## WHAT THE TASK REQUIRES
Write out all of the entries exactly, please.
---*---
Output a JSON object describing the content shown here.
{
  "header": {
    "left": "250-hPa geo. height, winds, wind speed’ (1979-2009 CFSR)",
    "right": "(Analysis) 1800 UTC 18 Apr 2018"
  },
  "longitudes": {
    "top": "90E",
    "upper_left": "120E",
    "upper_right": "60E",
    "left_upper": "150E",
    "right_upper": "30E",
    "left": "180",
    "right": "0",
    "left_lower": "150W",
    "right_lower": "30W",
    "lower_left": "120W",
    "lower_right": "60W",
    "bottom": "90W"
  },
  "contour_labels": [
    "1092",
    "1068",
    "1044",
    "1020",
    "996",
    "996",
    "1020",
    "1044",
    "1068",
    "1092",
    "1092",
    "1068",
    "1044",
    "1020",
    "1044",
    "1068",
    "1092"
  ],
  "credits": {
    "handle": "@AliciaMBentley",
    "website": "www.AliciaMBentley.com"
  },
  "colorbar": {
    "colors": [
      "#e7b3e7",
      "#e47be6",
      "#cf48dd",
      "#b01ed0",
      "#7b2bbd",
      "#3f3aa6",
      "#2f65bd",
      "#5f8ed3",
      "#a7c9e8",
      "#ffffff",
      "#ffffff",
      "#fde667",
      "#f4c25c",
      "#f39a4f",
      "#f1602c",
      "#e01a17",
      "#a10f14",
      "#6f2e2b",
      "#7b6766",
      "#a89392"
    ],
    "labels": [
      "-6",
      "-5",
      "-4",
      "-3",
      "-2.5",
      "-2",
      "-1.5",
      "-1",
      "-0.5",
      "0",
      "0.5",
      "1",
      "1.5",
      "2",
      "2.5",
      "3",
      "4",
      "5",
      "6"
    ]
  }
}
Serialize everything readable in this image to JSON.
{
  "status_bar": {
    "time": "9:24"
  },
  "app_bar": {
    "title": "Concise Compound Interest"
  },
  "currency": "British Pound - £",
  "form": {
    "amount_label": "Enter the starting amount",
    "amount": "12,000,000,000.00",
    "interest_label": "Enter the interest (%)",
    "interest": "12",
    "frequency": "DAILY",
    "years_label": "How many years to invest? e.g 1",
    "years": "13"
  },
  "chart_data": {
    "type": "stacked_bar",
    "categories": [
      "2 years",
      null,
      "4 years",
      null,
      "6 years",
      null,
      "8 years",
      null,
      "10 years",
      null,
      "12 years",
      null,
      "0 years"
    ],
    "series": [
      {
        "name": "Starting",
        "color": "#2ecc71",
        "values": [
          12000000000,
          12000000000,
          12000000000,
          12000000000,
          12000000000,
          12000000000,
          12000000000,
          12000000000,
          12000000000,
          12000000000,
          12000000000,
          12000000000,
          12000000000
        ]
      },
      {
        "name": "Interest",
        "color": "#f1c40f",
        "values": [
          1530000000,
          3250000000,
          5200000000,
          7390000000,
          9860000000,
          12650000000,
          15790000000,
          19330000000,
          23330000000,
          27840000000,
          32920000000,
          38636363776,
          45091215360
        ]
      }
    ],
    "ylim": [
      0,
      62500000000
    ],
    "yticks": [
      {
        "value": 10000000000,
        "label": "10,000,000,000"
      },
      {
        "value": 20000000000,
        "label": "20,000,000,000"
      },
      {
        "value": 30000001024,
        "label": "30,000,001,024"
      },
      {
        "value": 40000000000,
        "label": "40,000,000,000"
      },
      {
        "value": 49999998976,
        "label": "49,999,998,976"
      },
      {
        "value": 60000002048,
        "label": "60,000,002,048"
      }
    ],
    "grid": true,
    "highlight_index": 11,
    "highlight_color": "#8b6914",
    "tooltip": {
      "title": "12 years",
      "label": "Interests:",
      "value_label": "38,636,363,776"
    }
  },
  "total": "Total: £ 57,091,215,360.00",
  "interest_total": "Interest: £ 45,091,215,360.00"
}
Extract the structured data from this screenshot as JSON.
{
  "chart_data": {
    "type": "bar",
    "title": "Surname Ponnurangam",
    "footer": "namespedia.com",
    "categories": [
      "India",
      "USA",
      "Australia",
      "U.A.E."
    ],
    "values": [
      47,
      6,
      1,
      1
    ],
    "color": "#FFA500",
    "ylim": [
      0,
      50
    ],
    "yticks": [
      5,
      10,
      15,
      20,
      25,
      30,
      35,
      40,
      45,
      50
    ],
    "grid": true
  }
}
---*---
## WRITTEN ANSWER
Output a JSON object describing the content shown here.
{
  "header": {
    "left": "250-hPa geo. height, winds, wind speed’ (1979-2009 CFSR)",
    "right": "(Analysis) 1800 UTC 18 Apr 2018"
  },
  "longitudes": {
    "top": "90E",
    "upper_left": "120E",
    "upper_right": "60E",
    "left_upper": "150E",
    "right_upper": "30E",
    "left": "180",
    "right": "0",
    "left_lower": "150W",
    "right_lower": "30W",
    "lower_left": "120W",
    "lower_right": "60W",
    "bottom": "90W"
  },
  "contour_labels": [
    "1092",
    "1068",
    "1044",
    "1020",
    "996",
    "996",
    "1020",
    "1044",
    "1068",
    "1092",
    "1092",
    "1068",
    "1044",
    "1020",
    "1044",
    "1068",
    "1092"
  ],
  "credits": {
    "handle": "@AliciaMBentley",
    "website": "www.AliciaMBentley.com"
  },
  "colorbar": {
    "colors": [
      "#e7b3e7",
      "#e47be6",
      "#cf48dd",
      "#b01ed0",
      "#7b2bbd",
      "#3f3aa6",
      "#2f65bd",
      "#5f8ed3",
      "#a7c9e8",
      "#ffffff",
      "#ffffff",
      "#fde667",
      "#f4c25c",
      "#f39a4f",
      "#f1602c",
      "#e01a17",
      "#a10f14",
      "#6f2e2b",
      "#7b6766",
      "#a89392"
    ],
    "labels": [
      "-6",
      "-5",
      "-4",
      "-3",
      "-2.5",
      "-2",
      "-1.5",
      "-1",
      "-0.5",
      "0",
      "0.5",
      "1",
      "1.5",
      "2",
      "2.5",
      "3",
      "4",
      "5",
      "6"
    ]
  }
}
Serialize everything readable in this image to JSON.
{
  "status_bar": {
    "time": "9:24"
  },
  "app_bar": {
    "title": "Concise Compound Interest"
  },
  "currency": "British Pound - £",
  "form": {
    "amount_label": "Enter the starting amount",
    "amount": "12,000,000,000.00",
    "interest_label": "Enter the interest (%)",
    "interest": "12",
    "frequency": "DAILY",
    "years_label": "How many years to invest? e.g 1",
    "years": "13"
  },
  "chart_data": {
    "type": "stacked_bar",
    "categories": [
      "2 years",
      null,
      "4 years",
      null,
      "6 years",
      null,
      "8 years",
      null,
      "10 years",
      null,
      "12 years",
      null,
      "0 years"
    ],
    "series": [
      {
        "name": "Starting",
        "color": "#2ecc71",
        "values": [
          12000000000,
          12000000000,
          12000000000,
          12000000000,
          12000000000,
          12000000000,
          12000000000,
          12000000000,
          12000000000,
          12000000000,
          12000000000,
          12000000000,
          12000000000
        ]
      },
      {
        "name": "Interest",
        "color": "#f1c40f",
        "values": [
          1530000000,
          3250000000,
          5200000000,
          7390000000,
          9860000000,
          12650000000,
          15790000000,
          19330000000,
          23330000000,
          27840000000,
          32920000000,
          38636363776,
          45091215360
        ]
      }
    ],
    "ylim": [
      0,
      62500000000
    ],
    "yticks": [
      {
        "value": 10000000000,
        "label": "10,000,000,000"
      },
      {
        "value": 20000000000,
        "label": "20,000,000,000"
      },
      {
        "value": 30000001024,
        "label": "30,000,001,024"
      },
      {
        "value": 40000000000,
        "label": "40,000,000,000"
      },
      {
        "value": 49999998976,
        "label": "49,999,998,976"
      },
      {
        "value": 60000002048,
        "label": "60,000,002,048"
      }
    ],
    "grid": true,
    "highlight_index": 11,
    "highlight_color": "#8b6914",
    "tooltip": {
      "title": "12 years",
      "label": "Interests:",
      "value_label": "38,636,363,776"
    }
  },
  "total": "Total: £ 57,091,215,360.00",
  "interest_total": "Interest: £ 45,091,215,360.00"
}
Extract the structured data from this screenshot as JSON.
{
  "chart_data": {
    "type": "bar",
    "title": "Surname Ponnurangam",
    "footer": "namespedia.com",
    "categories": [
      "India",
      "USA",
      "Australia",
      "U.A.E."
    ],
    "values": [
      47,
      6,
      1,
      1
    ],
    "color": "#FFA500",
    "ylim": [
      0,
      50
    ],
    "yticks": [
      5,
      10,
      15,
      20,
      25,
      30,
      35,
      40,
      45,
      50
    ],
    "grid": true
  }
}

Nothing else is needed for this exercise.